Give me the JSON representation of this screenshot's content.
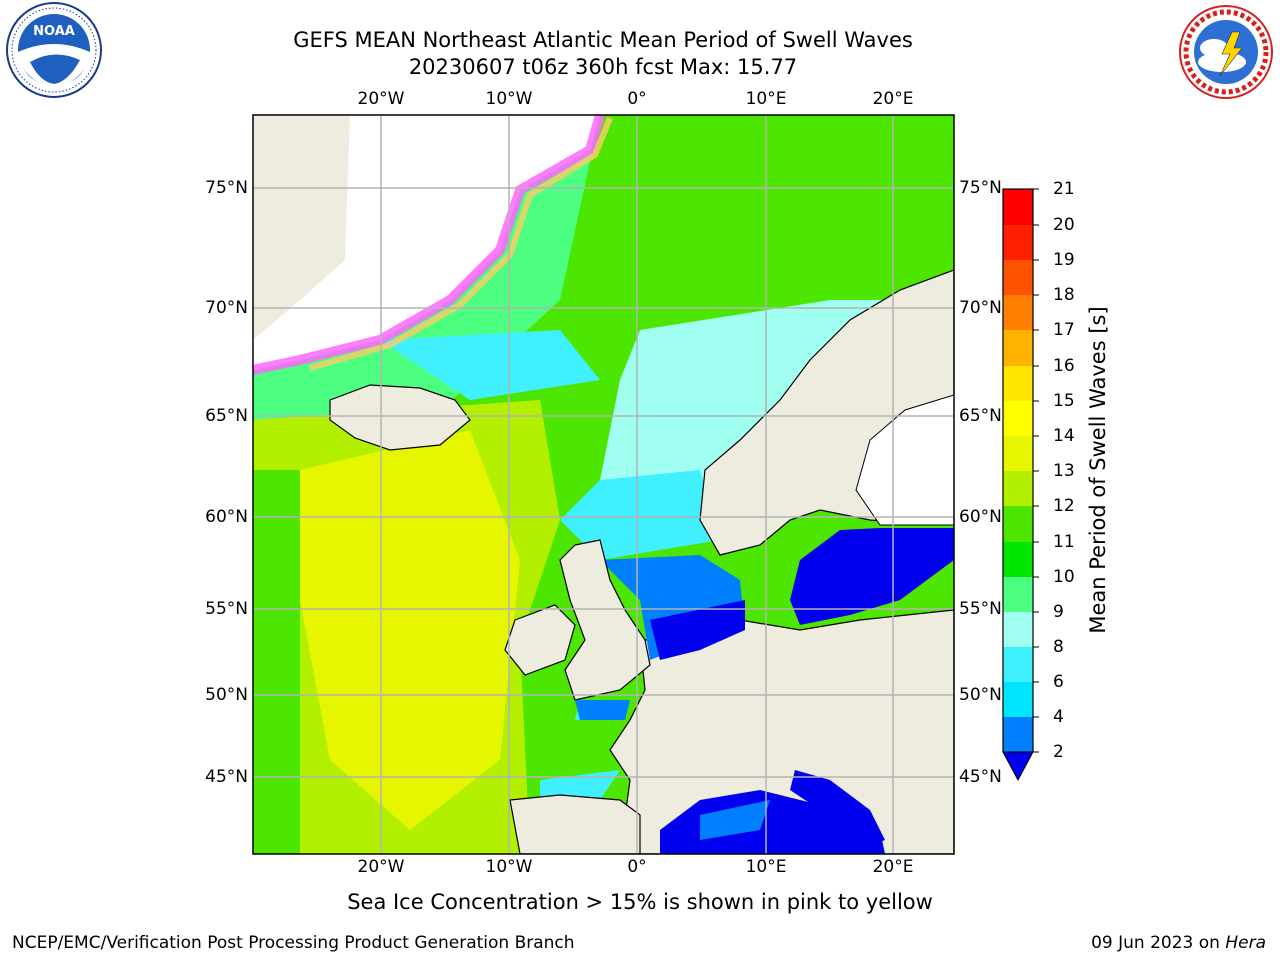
{
  "header": {
    "title_line1": "GEFS MEAN Northeast Atlantic Mean Period of Swell Waves",
    "title_line2": "20230607 t06z 360h fcst   Max: 15.77"
  },
  "logos": {
    "left": "NOAA",
    "left_ring_text": "NATIONAL OCEANIC AND ATMOSPHERIC ADMINISTRATION · U.S. DEPARTMENT OF COMMERCE",
    "right_ring_text": "NATIONAL WEATHER SERVICE"
  },
  "map": {
    "lon_labels_top": [
      "20°W",
      "10°W",
      "0°",
      "10°E",
      "20°E"
    ],
    "lon_labels_bottom": [
      "20°W",
      "10°W",
      "0°",
      "10°E",
      "20°E"
    ],
    "lat_labels": [
      "75°N",
      "70°N",
      "65°N",
      "60°N",
      "55°N",
      "50°N",
      "45°N"
    ],
    "colors": {
      "land": "#eeecdf",
      "ice": "#ffffff",
      "grid": "#b3b3b3",
      "coast": "#000000"
    }
  },
  "colorbar": {
    "title": "Mean Period of Swell Waves [s]",
    "tick_labels": [
      "2",
      "4",
      "6",
      "8",
      "9",
      "10",
      "11",
      "12",
      "13",
      "14",
      "15",
      "16",
      "17",
      "18",
      "19",
      "20",
      "21"
    ],
    "colors": [
      "#0000ee",
      "#0080ff",
      "#00e5ff",
      "#40f0ff",
      "#a0fff0",
      "#4dff80",
      "#00e600",
      "#4de600",
      "#b3f000",
      "#e6f500",
      "#ffff00",
      "#ffe600",
      "#ffb300",
      "#ff8000",
      "#ff5200",
      "#ff2000",
      "#ff0000"
    ]
  },
  "footer": {
    "caption": "Sea Ice Concentration > 15% is shown in pink to yellow",
    "left": "NCEP/EMC/Verification Post Processing Product Generation Branch",
    "date": "09 Jun 2023 on",
    "host": "Hera"
  }
}
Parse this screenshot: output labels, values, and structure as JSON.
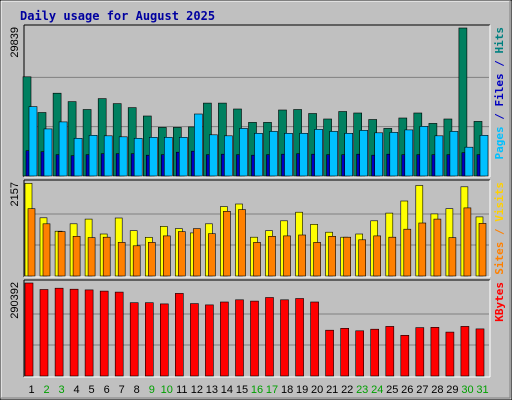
{
  "chart_data": {
    "type": "bar",
    "title": "Daily usage for August 2025",
    "categories": [
      "1",
      "2",
      "3",
      "4",
      "5",
      "6",
      "7",
      "8",
      "9",
      "10",
      "11",
      "12",
      "13",
      "14",
      "15",
      "16",
      "17",
      "18",
      "19",
      "20",
      "21",
      "22",
      "23",
      "24",
      "25",
      "26",
      "27",
      "28",
      "29",
      "30",
      "31"
    ],
    "weekend_days": [
      "2",
      "3",
      "9",
      "10",
      "16",
      "17",
      "23",
      "24",
      "30",
      "31"
    ],
    "panels": [
      {
        "id": "hits",
        "label_parts": [
          {
            "text": "Pages",
            "color": "#00c0ff"
          },
          {
            "text": " / ",
            "color": "#0000c0"
          },
          {
            "text": "Files",
            "color": "#0000c0"
          },
          {
            "text": " / ",
            "color": "#0000c0"
          },
          {
            "text": "Hits",
            "color": "#008080"
          }
        ],
        "ymax_label": "29839",
        "ymax": 29839,
        "series": [
          {
            "name": "Hits",
            "color": "#008060",
            "values": [
              20000,
              12800,
              16700,
              15000,
              13400,
              15600,
              14600,
              13800,
              12100,
              9800,
              9800,
              9900,
              14700,
              14700,
              13500,
              10800,
              10800,
              13300,
              13400,
              12600,
              11500,
              13000,
              12700,
              11400,
              9600,
              11700,
              12700,
              10600,
              11500,
              29839,
              11000
            ]
          },
          {
            "name": "Files",
            "color": "#0000c0",
            "values": [
              5100,
              4900,
              4300,
              4100,
              4300,
              4500,
              4500,
              4500,
              4200,
              4300,
              4800,
              5000,
              4300,
              4400,
              4300,
              4200,
              4300,
              4400,
              4500,
              4400,
              4300,
              4300,
              4400,
              4200,
              4400,
              4300,
              4300,
              4300,
              4300,
              4700,
              4300
            ]
          },
          {
            "name": "Pages",
            "color": "#00c0ff",
            "values": [
              14000,
              9500,
              10900,
              7600,
              8200,
              8100,
              7900,
              7600,
              7800,
              7800,
              7800,
              12500,
              8300,
              8100,
              9600,
              8600,
              9000,
              8600,
              8600,
              9400,
              9000,
              8600,
              9200,
              8700,
              8800,
              9300,
              10000,
              8100,
              9000,
              5800,
              8200
            ]
          }
        ]
      },
      {
        "id": "visits",
        "label_parts": [
          {
            "text": "Sites",
            "color": "#ff8000"
          },
          {
            "text": " / ",
            "color": "#ff8000"
          },
          {
            "text": "Visits",
            "color": "#ffd000"
          }
        ],
        "ymax_label": "2157",
        "ymax": 2157,
        "series": [
          {
            "name": "Visits",
            "color": "#ffff00",
            "values": [
              2150,
              1350,
              1040,
              1210,
              1320,
              975,
              1345,
              1050,
              898,
              1150,
              1100,
              1000,
              1210,
              1610,
              1670,
              900,
              1050,
              1280,
              1480,
              1200,
              1015,
              900,
              975,
              1280,
              1460,
              1740,
              2100,
              1440,
              1560,
              2070,
              1370
            ]
          },
          {
            "name": "Sites",
            "color": "#ff8000",
            "values": [
              1560,
              1210,
              1030,
              920,
              890,
              900,
              780,
              700,
              780,
              930,
              1030,
              1100,
              980,
              1500,
              1540,
              780,
              920,
              930,
              950,
              780,
              920,
              900,
              840,
              930,
              900,
              1085,
              1230,
              1320,
              890,
              1580,
              1220
            ]
          }
        ]
      },
      {
        "id": "kbytes",
        "label_parts": [
          {
            "text": "KBytes",
            "color": "#ff0000"
          }
        ],
        "ymax_label": "290392",
        "ymax": 290392,
        "series": [
          {
            "name": "KBytes",
            "color": "#ff0000",
            "values": [
              290392,
              270000,
              274000,
              271000,
              269000,
              265000,
              262000,
              229000,
              229000,
              225000,
              258000,
              226000,
              222000,
              231000,
              238000,
              234000,
              245000,
              238000,
              242000,
              231000,
              143000,
              149000,
              141000,
              146000,
              155000,
              127000,
              151000,
              152000,
              137000,
              155000,
              147000
            ]
          }
        ]
      }
    ]
  }
}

----------------

What is asked =>
Identify all lines where the word "Swell" shows up. Copy them.

Task solution =>
    "title_line1": "GEFS MEAN Northeast Atlantic Mean Period of Swell Waves",
    "title": "Mean Period of Swell Waves [s]",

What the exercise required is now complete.